------ Given data

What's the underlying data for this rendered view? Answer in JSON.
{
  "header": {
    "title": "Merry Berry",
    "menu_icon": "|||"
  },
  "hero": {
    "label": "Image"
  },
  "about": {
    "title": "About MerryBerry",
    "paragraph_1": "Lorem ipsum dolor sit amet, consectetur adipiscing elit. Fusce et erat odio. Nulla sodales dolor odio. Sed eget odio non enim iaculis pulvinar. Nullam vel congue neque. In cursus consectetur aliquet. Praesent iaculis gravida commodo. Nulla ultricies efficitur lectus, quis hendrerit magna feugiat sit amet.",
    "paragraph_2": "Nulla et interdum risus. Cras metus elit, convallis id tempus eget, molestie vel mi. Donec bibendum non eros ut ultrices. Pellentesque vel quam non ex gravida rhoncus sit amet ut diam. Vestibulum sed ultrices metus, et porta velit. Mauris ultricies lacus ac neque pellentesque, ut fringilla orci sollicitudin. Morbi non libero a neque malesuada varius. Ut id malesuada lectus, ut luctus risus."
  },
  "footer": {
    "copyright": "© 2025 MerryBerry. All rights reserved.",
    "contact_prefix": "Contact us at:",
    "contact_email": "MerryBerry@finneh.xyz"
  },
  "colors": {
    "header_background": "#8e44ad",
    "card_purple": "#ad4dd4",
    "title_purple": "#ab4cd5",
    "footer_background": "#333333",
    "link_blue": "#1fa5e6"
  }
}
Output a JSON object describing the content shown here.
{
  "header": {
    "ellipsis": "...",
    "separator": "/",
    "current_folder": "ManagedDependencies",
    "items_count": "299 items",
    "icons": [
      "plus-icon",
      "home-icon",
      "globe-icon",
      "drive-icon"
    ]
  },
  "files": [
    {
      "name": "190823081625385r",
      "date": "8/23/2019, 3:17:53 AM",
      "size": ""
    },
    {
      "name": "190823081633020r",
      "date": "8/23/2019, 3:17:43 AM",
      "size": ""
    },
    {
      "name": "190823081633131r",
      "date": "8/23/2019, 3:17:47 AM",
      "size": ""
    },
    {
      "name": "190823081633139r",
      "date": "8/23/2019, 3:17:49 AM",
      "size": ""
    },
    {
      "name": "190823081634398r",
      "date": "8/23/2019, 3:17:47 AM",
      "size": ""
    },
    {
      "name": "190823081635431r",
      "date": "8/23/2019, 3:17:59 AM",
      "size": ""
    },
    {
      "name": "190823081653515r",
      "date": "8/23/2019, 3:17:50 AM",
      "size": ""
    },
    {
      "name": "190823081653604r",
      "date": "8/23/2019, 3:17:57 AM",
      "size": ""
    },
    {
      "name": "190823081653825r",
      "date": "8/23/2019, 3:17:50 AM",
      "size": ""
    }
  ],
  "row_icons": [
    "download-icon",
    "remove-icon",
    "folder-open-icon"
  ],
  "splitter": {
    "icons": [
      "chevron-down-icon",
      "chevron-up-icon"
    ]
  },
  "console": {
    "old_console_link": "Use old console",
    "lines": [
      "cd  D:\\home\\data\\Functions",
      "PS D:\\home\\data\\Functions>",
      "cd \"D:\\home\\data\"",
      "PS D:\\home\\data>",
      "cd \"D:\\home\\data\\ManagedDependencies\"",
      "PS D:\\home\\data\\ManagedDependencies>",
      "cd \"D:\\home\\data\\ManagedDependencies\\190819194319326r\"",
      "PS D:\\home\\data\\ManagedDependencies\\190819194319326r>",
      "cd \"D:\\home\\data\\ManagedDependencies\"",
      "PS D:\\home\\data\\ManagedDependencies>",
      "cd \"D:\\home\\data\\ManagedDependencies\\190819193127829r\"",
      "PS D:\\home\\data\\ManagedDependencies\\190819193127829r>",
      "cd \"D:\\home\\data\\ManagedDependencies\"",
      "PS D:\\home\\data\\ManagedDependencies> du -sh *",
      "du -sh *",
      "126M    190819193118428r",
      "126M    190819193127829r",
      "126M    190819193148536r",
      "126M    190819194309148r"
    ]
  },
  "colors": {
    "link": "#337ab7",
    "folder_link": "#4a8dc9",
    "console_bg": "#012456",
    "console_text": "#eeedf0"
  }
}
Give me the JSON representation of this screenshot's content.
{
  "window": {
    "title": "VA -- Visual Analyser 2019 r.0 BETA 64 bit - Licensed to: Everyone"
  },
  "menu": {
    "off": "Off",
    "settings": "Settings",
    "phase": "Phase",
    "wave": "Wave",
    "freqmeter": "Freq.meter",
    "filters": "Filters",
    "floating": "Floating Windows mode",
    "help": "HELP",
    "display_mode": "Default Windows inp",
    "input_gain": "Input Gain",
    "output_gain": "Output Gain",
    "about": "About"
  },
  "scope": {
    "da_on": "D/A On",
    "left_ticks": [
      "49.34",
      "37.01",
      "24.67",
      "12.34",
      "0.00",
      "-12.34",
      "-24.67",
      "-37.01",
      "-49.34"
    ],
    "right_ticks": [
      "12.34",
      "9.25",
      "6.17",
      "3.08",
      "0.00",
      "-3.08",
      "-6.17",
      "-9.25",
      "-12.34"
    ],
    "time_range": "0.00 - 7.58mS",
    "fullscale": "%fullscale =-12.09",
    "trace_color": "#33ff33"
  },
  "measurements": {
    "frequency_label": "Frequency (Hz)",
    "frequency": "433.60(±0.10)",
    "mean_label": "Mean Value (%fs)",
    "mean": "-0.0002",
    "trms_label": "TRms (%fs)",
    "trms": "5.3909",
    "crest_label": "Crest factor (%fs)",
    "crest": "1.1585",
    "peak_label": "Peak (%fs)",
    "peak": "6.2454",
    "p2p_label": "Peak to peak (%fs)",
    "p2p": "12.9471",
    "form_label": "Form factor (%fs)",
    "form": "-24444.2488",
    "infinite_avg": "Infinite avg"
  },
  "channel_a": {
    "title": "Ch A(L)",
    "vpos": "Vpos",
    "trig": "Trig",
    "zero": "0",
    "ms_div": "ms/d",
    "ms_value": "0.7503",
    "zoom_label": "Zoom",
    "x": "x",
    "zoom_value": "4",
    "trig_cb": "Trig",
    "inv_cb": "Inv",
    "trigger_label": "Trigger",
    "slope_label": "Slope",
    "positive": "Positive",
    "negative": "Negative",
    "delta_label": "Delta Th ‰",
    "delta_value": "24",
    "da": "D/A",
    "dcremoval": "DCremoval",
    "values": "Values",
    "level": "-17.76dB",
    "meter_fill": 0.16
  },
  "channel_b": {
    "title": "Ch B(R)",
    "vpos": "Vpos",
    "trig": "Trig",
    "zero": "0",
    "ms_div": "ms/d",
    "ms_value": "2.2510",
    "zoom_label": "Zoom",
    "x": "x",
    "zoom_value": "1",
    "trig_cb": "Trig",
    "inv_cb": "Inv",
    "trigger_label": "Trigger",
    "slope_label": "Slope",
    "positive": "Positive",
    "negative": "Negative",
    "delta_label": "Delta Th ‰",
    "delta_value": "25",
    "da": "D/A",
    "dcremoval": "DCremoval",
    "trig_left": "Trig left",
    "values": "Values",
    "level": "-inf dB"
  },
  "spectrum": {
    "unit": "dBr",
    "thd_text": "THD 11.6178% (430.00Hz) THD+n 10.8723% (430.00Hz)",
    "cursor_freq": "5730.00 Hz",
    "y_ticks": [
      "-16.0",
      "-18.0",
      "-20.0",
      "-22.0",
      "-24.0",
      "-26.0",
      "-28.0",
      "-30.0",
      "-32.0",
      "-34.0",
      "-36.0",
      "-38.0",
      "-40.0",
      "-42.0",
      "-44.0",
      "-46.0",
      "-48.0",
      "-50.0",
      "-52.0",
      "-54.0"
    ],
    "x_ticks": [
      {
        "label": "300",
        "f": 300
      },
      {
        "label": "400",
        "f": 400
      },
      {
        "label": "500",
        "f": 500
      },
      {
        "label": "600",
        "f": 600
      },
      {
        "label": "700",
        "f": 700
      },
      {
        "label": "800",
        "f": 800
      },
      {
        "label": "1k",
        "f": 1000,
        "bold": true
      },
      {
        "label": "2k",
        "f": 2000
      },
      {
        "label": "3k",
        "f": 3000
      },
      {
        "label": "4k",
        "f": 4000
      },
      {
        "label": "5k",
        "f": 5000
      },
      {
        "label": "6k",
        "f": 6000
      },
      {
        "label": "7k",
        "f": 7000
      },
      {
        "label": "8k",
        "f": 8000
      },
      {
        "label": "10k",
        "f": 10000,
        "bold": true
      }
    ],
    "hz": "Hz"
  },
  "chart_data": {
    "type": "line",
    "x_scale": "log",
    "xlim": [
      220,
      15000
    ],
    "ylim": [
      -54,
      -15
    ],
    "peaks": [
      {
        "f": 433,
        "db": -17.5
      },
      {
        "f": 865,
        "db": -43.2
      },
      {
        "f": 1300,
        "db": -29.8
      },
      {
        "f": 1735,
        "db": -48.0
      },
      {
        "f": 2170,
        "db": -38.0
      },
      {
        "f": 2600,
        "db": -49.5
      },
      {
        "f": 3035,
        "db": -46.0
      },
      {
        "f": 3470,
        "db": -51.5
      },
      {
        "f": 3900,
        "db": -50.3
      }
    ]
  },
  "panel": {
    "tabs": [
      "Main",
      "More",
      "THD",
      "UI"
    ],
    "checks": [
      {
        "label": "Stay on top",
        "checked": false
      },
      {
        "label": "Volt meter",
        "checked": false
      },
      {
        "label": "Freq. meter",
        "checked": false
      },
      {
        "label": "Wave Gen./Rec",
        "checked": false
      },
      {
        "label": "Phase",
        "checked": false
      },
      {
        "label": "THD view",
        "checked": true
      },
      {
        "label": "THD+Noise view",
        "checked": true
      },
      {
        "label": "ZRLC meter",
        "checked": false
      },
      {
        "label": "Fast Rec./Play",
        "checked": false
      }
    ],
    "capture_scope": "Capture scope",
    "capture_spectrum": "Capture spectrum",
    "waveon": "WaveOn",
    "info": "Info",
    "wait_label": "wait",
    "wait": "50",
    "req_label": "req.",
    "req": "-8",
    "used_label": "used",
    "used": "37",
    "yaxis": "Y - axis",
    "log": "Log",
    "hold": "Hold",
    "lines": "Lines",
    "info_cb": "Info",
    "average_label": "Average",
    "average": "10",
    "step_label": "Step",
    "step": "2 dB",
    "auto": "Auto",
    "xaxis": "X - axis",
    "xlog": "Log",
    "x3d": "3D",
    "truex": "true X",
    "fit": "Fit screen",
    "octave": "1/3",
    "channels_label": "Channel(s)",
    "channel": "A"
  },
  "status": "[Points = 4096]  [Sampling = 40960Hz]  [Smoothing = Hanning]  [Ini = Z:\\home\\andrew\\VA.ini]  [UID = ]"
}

------------

### Goal of the exercise
Find every line that holds "Gain" and copy it.

### Worked solution
    "input_gain": "Input Gain",
    "output_gain": "Output Gain",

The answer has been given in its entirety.